----- Task input

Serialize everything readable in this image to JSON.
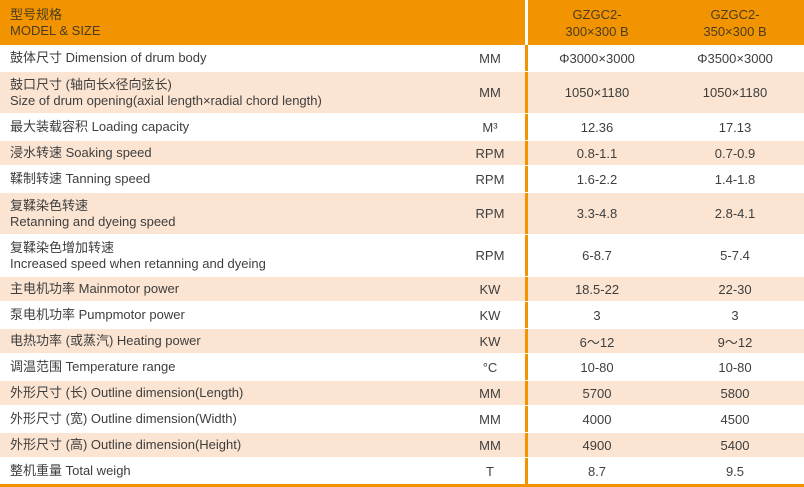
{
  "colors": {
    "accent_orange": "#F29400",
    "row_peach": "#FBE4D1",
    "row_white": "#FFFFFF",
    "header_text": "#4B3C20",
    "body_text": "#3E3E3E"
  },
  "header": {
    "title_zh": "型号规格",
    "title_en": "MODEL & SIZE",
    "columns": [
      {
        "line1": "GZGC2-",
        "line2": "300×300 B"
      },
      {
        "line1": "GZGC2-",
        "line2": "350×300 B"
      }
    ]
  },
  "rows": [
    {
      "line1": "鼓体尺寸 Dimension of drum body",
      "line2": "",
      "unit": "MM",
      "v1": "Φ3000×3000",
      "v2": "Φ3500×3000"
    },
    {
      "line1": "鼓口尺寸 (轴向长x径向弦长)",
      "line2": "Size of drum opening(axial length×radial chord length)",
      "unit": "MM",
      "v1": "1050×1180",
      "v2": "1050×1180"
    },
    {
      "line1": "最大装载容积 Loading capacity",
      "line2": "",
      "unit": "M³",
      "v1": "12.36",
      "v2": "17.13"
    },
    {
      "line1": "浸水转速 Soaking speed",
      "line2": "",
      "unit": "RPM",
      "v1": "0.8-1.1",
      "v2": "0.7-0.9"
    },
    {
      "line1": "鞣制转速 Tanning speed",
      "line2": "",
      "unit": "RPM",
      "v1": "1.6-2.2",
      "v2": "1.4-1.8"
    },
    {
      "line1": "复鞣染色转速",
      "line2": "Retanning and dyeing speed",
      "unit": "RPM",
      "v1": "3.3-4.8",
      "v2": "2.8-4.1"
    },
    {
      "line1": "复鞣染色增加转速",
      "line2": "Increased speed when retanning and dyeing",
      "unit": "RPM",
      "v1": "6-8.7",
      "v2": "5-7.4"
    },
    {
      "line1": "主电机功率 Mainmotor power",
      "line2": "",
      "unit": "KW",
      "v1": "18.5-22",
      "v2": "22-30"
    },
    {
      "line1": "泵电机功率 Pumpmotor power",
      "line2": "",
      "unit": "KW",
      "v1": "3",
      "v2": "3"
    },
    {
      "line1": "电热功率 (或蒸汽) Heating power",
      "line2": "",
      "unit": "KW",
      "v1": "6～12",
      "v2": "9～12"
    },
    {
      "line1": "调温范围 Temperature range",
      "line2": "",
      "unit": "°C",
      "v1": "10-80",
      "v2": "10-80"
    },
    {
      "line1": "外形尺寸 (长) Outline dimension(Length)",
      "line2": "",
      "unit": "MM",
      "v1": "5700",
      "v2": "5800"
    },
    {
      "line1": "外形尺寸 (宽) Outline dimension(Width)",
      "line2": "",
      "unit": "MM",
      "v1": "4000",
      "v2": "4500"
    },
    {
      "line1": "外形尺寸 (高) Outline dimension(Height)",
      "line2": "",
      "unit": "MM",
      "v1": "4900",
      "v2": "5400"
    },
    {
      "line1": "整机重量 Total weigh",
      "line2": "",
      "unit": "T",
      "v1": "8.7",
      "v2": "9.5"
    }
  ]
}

----------
----- Task input

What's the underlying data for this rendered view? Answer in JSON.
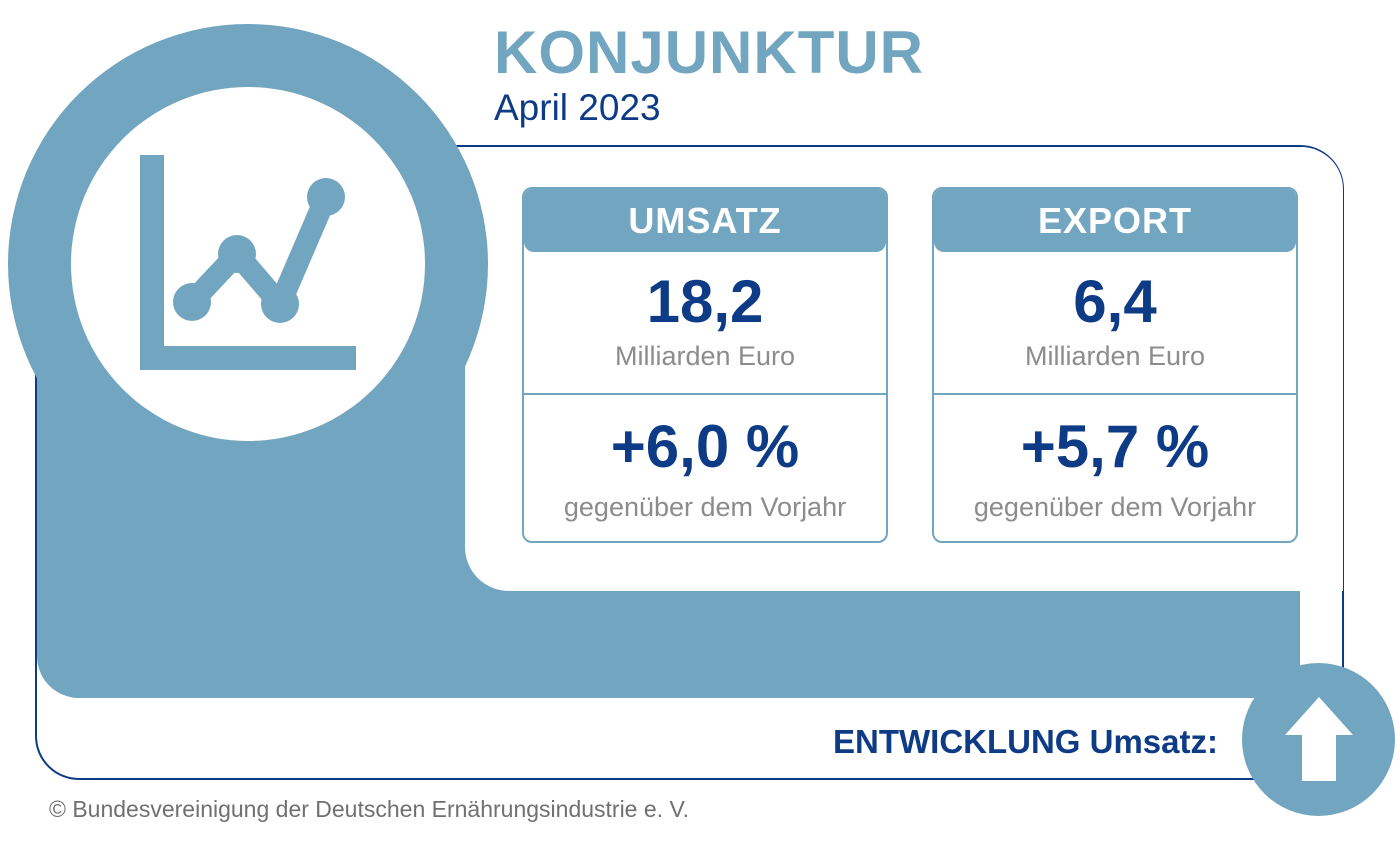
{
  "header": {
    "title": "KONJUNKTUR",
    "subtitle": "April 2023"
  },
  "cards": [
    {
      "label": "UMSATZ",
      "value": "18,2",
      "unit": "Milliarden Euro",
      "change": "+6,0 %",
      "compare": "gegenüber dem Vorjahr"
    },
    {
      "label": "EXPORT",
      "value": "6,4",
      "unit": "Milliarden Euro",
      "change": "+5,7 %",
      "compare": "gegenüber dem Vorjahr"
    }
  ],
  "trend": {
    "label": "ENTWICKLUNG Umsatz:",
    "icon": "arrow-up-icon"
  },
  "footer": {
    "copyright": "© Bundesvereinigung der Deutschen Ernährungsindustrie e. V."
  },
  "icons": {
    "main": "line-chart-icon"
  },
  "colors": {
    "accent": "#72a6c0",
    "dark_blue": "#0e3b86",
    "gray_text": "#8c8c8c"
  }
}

----------

# Instructions for the task:
Report how many lines of the listing above include the word "speed". Say nothing but the number.

# Complete answer:
4